■ **Work instructions**: Type out the complete listing below word for word, without its pictures.
[Start]
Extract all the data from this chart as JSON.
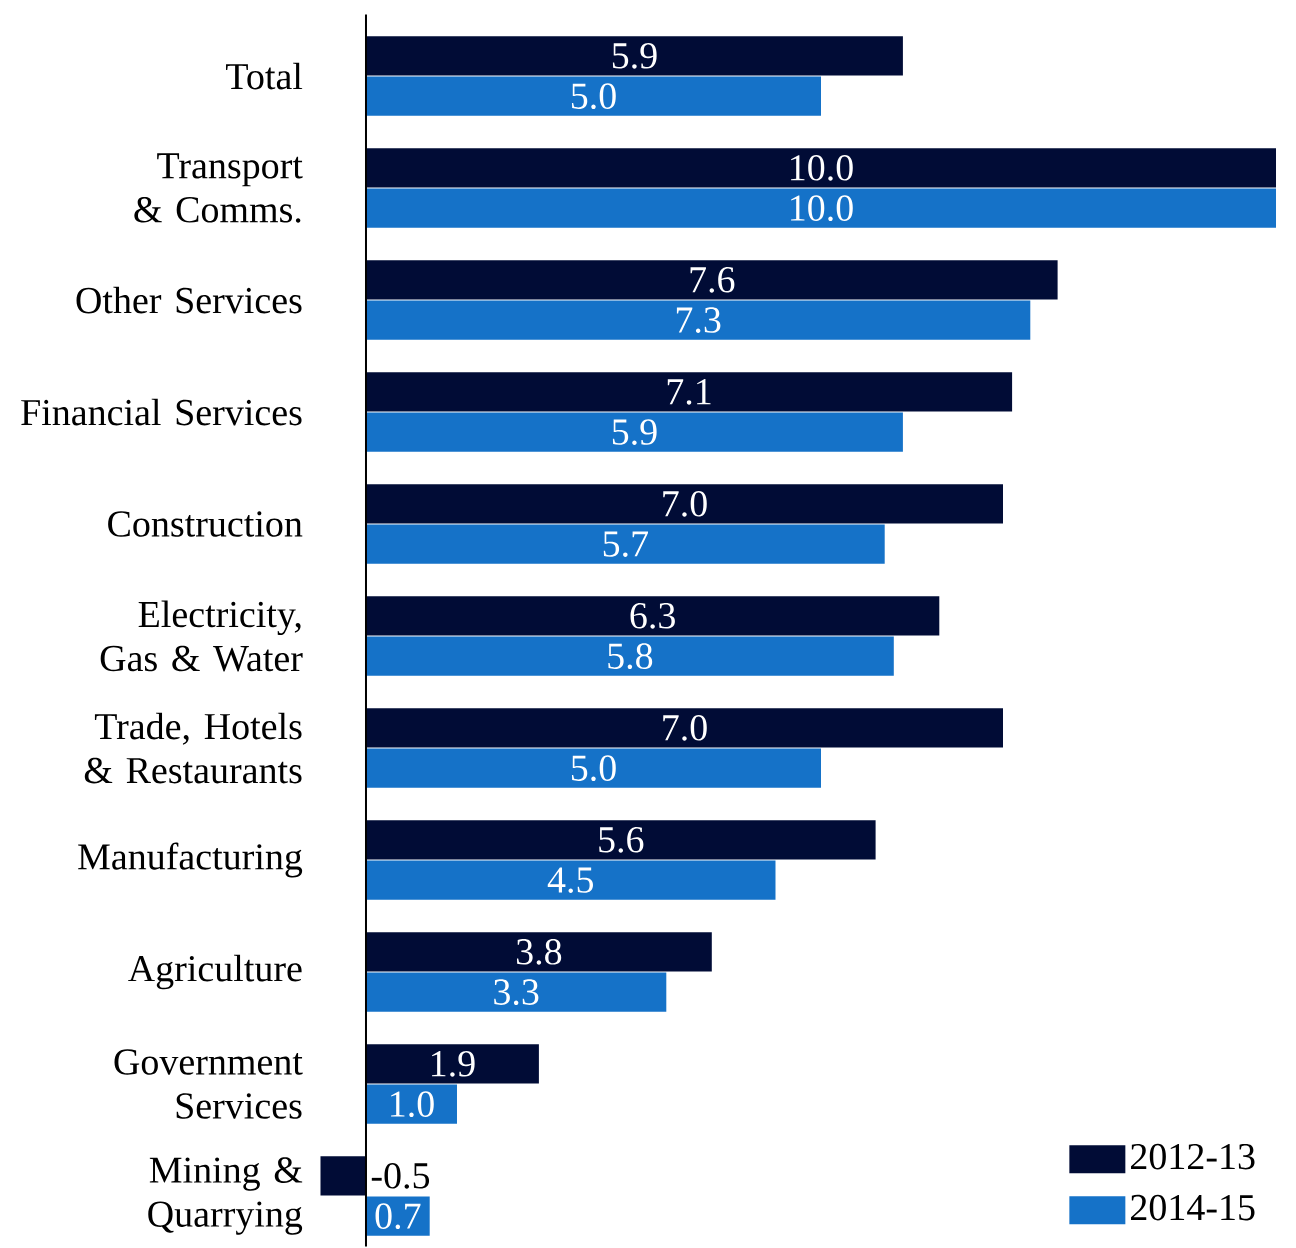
{
  "chart_data": {
    "type": "bar",
    "orientation": "horizontal",
    "categories": [
      "Total",
      "Transport & Comms.",
      "Other Services",
      "Financial Services",
      "Construction",
      "Electricity, Gas & Water",
      "Trade, Hotels & Restaurants",
      "Manufacturing",
      "Agriculture",
      "Government Services",
      "Mining & Quarrying"
    ],
    "series": [
      {
        "name": "2012-13",
        "color": "#010c36",
        "values": [
          5.9,
          10.0,
          7.6,
          7.1,
          7.0,
          6.3,
          7.0,
          5.6,
          3.8,
          1.9,
          -0.5
        ],
        "value_labels": [
          "5.9",
          "10.0",
          "7.6",
          "7.1",
          "7.0",
          "6.3",
          "7.0",
          "5.6",
          "3.8",
          "1.9",
          "-0.5"
        ]
      },
      {
        "name": "2014-15",
        "color": "#1572c8",
        "values": [
          5.0,
          10.0,
          7.3,
          5.9,
          5.7,
          5.8,
          5.0,
          4.5,
          3.3,
          1.0,
          0.7
        ],
        "value_labels": [
          "5.0",
          "10.0",
          "7.3",
          "5.9",
          "5.7",
          "5.8",
          "5.0",
          "4.5",
          "3.3",
          "1.0",
          "0.7"
        ]
      }
    ],
    "xlim": [
      -0.55,
      10
    ],
    "tick_labels": "y",
    "legend": "bottom right"
  }
}
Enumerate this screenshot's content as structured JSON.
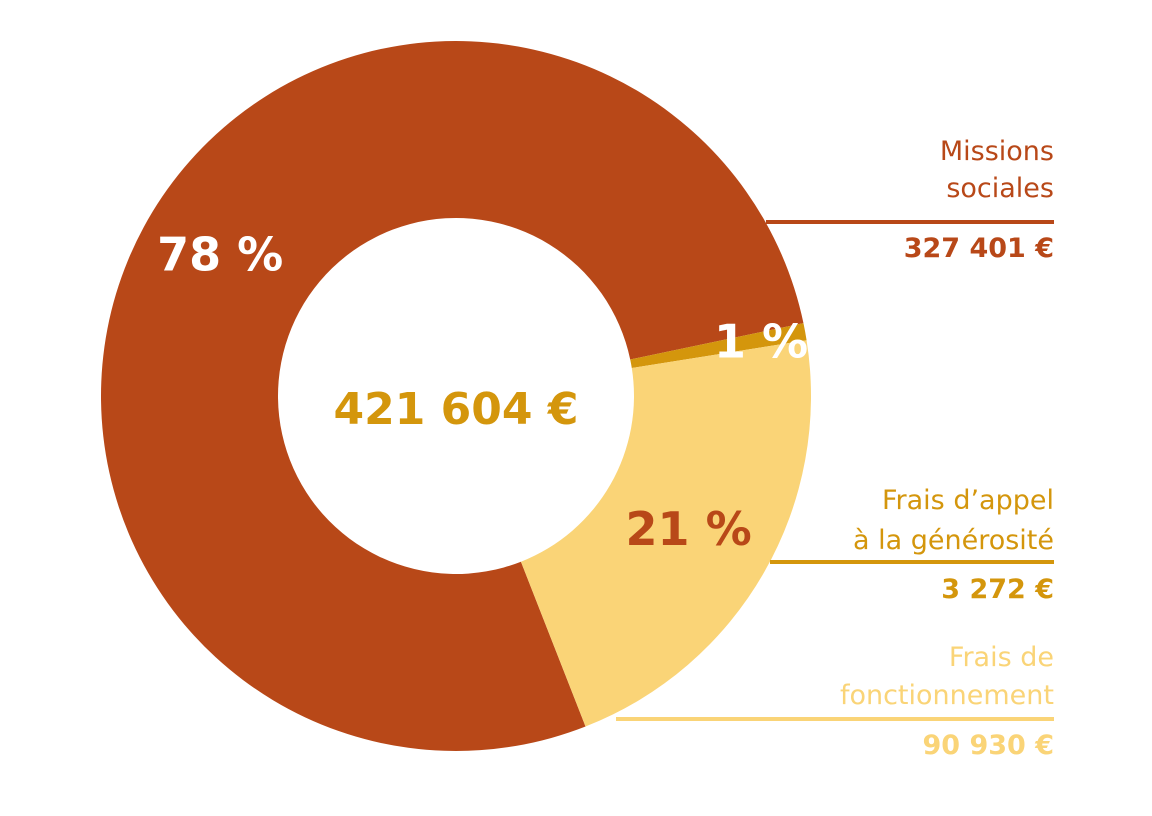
{
  "chart_data": {
    "type": "pie",
    "variant": "donut",
    "total_label": "421 604 €",
    "total_value": 421604,
    "colors": {
      "total_text": "#D4960C"
    },
    "slices": [
      {
        "label_lines": [
          "Missions",
          "sociales"
        ],
        "amount_label": "327 401 €",
        "value": 327401,
        "percent_label": "78 %",
        "color": "#B84818",
        "percent_color": "#FFFFFF",
        "label_color": "#B84818"
      },
      {
        "label_lines": [
          "Frais d’appel",
          "à la générosité"
        ],
        "amount_label": "3 272 €",
        "value": 3272,
        "percent_label": "1 %",
        "color": "#D4960C",
        "percent_color": "#FFFFFF",
        "label_color": "#D4960C"
      },
      {
        "label_lines": [
          "Frais de",
          "fonctionnement"
        ],
        "amount_label": "90 930 €",
        "value": 90930,
        "percent_label": "21 %",
        "color": "#FAD477",
        "percent_color": "#B84818",
        "label_color": "#FAD477"
      }
    ]
  }
}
[End]
■ **Reply**:
Extract all the data from this chart as JSON.
{
  "chart_data": {
    "type": "bar",
    "orientation": "horizontal",
    "categories": [
      "Total",
      "Transport & Comms.",
      "Other Services",
      "Financial Services",
      "Construction",
      "Electricity, Gas & Water",
      "Trade, Hotels & Restaurants",
      "Manufacturing",
      "Agriculture",
      "Government Services",
      "Mining & Quarrying"
    ],
    "series": [
      {
        "name": "2012-13",
        "color": "#010c36",
        "values": [
          5.9,
          10.0,
          7.6,
          7.1,
          7.0,
          6.3,
          7.0,
          5.6,
          3.8,
          1.9,
          -0.5
        ],
        "value_labels": [
          "5.9",
          "10.0",
          "7.6",
          "7.1",
          "7.0",
          "6.3",
          "7.0",
          "5.6",
          "3.8",
          "1.9",
          "-0.5"
        ]
      },
      {
        "name": "2014-15",
        "color": "#1572c8",
        "values": [
          5.0,
          10.0,
          7.3,
          5.9,
          5.7,
          5.8,
          5.0,
          4.5,
          3.3,
          1.0,
          0.7
        ],
        "value_labels": [
          "5.0",
          "10.0",
          "7.3",
          "5.9",
          "5.7",
          "5.8",
          "5.0",
          "4.5",
          "3.3",
          "1.0",
          "0.7"
        ]
      }
    ],
    "xlim": [
      -0.55,
      10
    ],
    "tick_labels": "y",
    "legend": "bottom right"
  }
}
Enumerate this screenshot's content as structured JSON.
{
  "chart_data": {
    "type": "pie",
    "variant": "donut",
    "total_label": "421 604 €",
    "total_value": 421604,
    "colors": {
      "total_text": "#D4960C"
    },
    "slices": [
      {
        "label_lines": [
          "Missions",
          "sociales"
        ],
        "amount_label": "327 401 €",
        "value": 327401,
        "percent_label": "78 %",
        "color": "#B84818",
        "percent_color": "#FFFFFF",
        "label_color": "#B84818"
      },
      {
        "label_lines": [
          "Frais d’appel",
          "à la générosité"
        ],
        "amount_label": "3 272 €",
        "value": 3272,
        "percent_label": "1 %",
        "color": "#D4960C",
        "percent_color": "#FFFFFF",
        "label_color": "#D4960C"
      },
      {
        "label_lines": [
          "Frais de",
          "fonctionnement"
        ],
        "amount_label": "90 930 €",
        "value": 90930,
        "percent_label": "21 %",
        "color": "#FAD477",
        "percent_color": "#B84818",
        "label_color": "#FAD477"
      }
    ]
  }
}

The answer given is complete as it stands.